----- Provided records -----
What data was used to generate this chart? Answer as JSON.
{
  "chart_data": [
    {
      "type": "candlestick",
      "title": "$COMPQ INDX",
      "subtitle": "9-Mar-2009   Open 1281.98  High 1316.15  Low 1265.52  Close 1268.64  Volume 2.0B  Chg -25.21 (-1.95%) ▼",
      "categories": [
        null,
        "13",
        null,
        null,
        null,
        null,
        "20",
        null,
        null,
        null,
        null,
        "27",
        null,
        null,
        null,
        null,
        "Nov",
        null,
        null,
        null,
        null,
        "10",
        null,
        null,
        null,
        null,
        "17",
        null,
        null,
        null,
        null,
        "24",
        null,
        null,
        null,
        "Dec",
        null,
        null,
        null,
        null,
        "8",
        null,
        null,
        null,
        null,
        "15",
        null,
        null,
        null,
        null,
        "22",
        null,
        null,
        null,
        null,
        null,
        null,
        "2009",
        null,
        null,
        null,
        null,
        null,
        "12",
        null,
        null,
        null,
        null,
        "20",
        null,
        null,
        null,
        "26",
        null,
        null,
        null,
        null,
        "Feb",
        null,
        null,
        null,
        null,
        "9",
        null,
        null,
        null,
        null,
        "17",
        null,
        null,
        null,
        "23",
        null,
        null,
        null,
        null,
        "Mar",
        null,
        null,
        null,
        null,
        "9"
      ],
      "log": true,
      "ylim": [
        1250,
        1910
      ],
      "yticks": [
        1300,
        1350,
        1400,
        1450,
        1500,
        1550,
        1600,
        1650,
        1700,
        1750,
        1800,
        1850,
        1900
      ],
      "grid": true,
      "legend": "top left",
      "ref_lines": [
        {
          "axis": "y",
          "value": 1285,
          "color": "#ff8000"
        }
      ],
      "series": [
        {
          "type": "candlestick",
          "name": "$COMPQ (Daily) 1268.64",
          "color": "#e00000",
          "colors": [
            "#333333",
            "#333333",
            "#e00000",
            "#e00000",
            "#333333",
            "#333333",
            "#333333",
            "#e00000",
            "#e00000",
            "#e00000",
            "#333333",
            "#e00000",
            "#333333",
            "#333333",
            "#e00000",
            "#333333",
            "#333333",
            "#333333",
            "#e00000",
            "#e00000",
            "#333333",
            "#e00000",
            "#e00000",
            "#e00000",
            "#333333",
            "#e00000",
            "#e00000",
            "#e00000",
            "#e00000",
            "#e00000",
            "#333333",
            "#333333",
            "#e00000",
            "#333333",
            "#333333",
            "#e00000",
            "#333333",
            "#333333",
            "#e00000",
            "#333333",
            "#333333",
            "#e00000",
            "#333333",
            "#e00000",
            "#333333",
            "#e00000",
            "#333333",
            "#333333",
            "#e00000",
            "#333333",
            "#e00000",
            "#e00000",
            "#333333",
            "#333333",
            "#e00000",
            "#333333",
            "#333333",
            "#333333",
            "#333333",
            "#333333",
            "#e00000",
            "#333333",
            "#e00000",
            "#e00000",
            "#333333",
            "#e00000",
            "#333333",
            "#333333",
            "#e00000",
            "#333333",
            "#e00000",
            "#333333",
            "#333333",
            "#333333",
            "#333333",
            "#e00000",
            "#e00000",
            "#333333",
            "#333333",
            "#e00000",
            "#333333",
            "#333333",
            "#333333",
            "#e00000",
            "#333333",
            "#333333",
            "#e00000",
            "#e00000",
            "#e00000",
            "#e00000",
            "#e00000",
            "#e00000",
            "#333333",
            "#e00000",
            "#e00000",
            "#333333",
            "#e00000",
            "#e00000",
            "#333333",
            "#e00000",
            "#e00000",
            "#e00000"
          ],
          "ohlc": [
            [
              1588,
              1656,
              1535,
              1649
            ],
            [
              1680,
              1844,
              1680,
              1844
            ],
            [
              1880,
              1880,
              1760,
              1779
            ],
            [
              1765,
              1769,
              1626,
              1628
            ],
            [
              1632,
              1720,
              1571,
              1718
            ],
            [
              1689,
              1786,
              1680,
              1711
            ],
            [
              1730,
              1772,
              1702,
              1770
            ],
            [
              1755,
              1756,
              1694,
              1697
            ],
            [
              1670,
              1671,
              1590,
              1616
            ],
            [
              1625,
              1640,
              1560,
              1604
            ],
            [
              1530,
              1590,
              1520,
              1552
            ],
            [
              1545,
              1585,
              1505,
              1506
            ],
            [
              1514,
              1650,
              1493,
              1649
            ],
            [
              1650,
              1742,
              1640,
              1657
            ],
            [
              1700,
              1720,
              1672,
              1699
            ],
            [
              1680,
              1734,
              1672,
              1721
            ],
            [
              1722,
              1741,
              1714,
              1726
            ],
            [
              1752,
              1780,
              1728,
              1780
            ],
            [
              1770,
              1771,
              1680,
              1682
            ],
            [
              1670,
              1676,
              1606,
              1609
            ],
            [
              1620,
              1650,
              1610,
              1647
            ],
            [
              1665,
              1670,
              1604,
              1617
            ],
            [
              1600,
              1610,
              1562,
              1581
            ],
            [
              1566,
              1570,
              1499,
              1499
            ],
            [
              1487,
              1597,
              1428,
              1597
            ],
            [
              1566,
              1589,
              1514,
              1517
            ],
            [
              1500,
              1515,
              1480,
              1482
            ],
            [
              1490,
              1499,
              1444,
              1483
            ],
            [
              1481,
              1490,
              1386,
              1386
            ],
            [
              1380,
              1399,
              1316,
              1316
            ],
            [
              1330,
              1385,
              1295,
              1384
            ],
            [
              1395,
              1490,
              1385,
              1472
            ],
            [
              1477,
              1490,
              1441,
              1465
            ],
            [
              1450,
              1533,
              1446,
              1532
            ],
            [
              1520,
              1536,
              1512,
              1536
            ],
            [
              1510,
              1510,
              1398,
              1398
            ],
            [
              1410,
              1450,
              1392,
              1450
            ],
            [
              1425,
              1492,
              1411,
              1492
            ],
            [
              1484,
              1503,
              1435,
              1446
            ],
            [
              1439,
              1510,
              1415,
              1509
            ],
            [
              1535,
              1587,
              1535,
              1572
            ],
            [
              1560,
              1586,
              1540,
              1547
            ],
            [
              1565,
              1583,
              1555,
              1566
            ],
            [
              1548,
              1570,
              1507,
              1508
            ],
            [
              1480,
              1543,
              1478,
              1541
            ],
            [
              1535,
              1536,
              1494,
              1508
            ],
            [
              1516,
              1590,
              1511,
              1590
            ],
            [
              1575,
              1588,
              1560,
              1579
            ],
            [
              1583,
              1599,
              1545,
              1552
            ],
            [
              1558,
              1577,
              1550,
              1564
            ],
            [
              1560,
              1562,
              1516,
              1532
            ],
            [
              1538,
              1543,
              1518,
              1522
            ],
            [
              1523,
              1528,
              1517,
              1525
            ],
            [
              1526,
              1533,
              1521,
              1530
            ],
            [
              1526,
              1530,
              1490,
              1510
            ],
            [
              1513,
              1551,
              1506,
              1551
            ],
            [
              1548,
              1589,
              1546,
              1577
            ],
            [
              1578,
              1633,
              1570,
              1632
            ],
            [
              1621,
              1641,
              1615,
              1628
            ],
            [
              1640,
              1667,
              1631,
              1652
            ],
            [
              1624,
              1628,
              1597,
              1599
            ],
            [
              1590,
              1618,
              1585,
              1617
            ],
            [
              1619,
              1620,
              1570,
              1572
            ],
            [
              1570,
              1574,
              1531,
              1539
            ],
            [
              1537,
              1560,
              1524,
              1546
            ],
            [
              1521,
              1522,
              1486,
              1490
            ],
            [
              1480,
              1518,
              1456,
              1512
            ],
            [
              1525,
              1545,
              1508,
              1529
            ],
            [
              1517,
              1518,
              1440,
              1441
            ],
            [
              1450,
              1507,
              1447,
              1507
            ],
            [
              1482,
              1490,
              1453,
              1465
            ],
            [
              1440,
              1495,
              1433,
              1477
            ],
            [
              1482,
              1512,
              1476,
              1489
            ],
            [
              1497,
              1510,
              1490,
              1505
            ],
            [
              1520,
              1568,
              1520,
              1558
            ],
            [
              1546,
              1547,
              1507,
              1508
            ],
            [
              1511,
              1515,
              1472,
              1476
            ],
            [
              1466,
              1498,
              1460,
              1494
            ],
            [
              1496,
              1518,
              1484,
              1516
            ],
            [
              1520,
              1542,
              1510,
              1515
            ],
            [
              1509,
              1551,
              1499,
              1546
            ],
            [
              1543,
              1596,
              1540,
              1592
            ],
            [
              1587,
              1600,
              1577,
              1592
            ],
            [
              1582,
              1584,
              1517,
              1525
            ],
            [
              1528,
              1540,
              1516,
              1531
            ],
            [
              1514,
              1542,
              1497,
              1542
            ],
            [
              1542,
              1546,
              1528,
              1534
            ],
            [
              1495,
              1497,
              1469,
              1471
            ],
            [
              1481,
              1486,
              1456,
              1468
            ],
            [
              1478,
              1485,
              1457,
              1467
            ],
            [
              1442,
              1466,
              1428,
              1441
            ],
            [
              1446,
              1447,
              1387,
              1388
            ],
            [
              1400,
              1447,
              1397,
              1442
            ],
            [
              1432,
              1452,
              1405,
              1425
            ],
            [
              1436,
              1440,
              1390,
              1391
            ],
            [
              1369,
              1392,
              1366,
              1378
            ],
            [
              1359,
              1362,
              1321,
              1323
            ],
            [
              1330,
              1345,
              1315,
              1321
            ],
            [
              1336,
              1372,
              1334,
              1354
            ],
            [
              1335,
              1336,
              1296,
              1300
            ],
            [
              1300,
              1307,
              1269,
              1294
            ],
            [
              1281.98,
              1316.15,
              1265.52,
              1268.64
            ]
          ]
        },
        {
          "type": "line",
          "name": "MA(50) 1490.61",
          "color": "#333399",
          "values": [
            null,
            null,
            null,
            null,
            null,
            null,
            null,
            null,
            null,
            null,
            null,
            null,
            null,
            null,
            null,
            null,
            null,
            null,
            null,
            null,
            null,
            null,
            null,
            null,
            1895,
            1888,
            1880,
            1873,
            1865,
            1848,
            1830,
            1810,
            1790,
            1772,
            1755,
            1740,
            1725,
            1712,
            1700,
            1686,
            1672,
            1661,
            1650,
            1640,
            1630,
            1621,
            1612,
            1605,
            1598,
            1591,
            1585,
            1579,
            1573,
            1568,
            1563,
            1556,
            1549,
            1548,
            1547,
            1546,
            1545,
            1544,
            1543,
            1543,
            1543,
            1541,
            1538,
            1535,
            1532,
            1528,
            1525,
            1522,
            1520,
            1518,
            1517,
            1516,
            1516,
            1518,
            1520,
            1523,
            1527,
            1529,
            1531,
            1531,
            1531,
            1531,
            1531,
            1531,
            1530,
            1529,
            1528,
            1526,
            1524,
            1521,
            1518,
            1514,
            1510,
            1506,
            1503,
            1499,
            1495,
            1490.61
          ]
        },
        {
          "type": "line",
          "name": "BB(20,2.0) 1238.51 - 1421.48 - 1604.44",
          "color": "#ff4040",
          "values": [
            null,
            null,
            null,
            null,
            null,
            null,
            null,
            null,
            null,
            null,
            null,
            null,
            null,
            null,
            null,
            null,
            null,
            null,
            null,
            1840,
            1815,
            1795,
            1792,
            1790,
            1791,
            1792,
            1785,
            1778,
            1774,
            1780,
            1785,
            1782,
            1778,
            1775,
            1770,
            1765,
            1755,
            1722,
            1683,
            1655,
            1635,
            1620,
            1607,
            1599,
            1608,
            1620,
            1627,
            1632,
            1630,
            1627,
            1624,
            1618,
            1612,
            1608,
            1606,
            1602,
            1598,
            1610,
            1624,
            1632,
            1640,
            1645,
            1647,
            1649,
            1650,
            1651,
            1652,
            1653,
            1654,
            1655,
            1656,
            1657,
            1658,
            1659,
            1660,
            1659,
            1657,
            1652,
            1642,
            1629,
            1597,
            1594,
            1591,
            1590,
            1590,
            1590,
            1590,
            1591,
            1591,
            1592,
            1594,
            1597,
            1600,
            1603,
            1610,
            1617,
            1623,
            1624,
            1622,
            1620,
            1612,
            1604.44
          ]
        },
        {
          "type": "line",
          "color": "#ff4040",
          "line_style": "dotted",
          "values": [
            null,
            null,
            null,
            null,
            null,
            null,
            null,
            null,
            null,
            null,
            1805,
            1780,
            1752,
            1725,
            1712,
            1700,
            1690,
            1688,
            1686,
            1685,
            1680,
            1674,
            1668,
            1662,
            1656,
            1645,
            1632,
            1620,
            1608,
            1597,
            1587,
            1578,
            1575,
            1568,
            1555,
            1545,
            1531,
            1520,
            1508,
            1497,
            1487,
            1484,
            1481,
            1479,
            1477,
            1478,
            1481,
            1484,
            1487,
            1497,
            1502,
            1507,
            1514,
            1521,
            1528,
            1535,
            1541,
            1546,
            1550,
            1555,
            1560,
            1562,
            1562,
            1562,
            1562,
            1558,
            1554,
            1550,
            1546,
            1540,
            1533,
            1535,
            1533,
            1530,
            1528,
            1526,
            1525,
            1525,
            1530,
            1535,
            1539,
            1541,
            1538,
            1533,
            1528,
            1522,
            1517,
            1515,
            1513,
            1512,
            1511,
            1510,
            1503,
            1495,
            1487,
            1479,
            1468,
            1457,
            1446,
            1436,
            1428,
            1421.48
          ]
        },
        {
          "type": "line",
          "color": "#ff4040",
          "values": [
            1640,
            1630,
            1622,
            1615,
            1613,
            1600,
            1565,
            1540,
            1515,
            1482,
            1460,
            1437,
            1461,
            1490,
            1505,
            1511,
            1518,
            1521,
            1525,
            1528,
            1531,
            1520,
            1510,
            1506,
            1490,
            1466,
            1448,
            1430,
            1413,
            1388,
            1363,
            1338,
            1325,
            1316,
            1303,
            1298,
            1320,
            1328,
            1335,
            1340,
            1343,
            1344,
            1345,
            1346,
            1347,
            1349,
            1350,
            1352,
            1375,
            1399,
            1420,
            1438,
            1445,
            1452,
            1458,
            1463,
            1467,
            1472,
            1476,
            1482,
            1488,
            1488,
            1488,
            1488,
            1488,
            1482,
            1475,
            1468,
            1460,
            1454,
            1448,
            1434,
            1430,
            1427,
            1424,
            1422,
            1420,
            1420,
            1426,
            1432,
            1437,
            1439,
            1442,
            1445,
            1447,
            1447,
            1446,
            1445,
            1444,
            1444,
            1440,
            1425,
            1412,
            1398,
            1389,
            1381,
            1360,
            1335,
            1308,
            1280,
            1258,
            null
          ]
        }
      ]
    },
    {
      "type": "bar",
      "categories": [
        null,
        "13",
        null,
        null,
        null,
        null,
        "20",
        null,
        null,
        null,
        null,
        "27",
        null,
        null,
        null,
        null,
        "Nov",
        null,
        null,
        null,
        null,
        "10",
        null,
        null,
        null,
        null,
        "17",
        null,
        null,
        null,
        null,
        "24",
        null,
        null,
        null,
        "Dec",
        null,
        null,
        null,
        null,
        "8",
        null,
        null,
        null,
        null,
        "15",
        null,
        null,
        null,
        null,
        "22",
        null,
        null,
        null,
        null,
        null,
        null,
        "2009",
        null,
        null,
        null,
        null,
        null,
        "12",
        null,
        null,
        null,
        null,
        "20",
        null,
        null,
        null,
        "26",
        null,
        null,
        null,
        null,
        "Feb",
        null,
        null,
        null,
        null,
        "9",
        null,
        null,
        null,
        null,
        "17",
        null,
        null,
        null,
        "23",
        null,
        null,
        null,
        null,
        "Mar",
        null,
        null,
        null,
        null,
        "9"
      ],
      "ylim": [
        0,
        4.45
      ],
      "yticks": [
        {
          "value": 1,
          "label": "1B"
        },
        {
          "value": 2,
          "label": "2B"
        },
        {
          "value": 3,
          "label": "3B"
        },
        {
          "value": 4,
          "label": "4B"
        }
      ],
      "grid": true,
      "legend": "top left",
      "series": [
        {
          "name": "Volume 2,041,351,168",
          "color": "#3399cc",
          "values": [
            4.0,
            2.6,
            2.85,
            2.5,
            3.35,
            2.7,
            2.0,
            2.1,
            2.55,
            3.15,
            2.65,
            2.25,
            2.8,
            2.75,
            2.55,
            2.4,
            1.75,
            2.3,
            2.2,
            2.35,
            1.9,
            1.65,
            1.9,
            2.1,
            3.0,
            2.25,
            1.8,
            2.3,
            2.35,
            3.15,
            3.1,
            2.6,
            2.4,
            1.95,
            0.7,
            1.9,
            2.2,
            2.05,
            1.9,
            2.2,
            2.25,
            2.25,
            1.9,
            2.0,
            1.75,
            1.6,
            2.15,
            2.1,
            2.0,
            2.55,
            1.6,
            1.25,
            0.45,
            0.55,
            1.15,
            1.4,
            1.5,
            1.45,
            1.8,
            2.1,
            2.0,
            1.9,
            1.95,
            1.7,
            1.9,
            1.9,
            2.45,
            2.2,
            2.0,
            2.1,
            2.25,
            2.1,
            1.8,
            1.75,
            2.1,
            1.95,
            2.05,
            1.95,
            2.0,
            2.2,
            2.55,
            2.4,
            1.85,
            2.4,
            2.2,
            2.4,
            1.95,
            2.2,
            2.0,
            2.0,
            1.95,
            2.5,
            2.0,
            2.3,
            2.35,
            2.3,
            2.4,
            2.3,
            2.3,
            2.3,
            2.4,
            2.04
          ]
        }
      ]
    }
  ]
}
-----
**Required work**
Each line in the data that holds the string "Volume" should be found and copied.

**Exercise answer**
      "subtitle": "9-Mar-2009   Open 1281.98  High 1316.15  Low 1265.52  Close 1268.64  Volume 2.0B  Chg -25.21 (-1.95%) ▼",
          "name": "Volume 2,041,351,168",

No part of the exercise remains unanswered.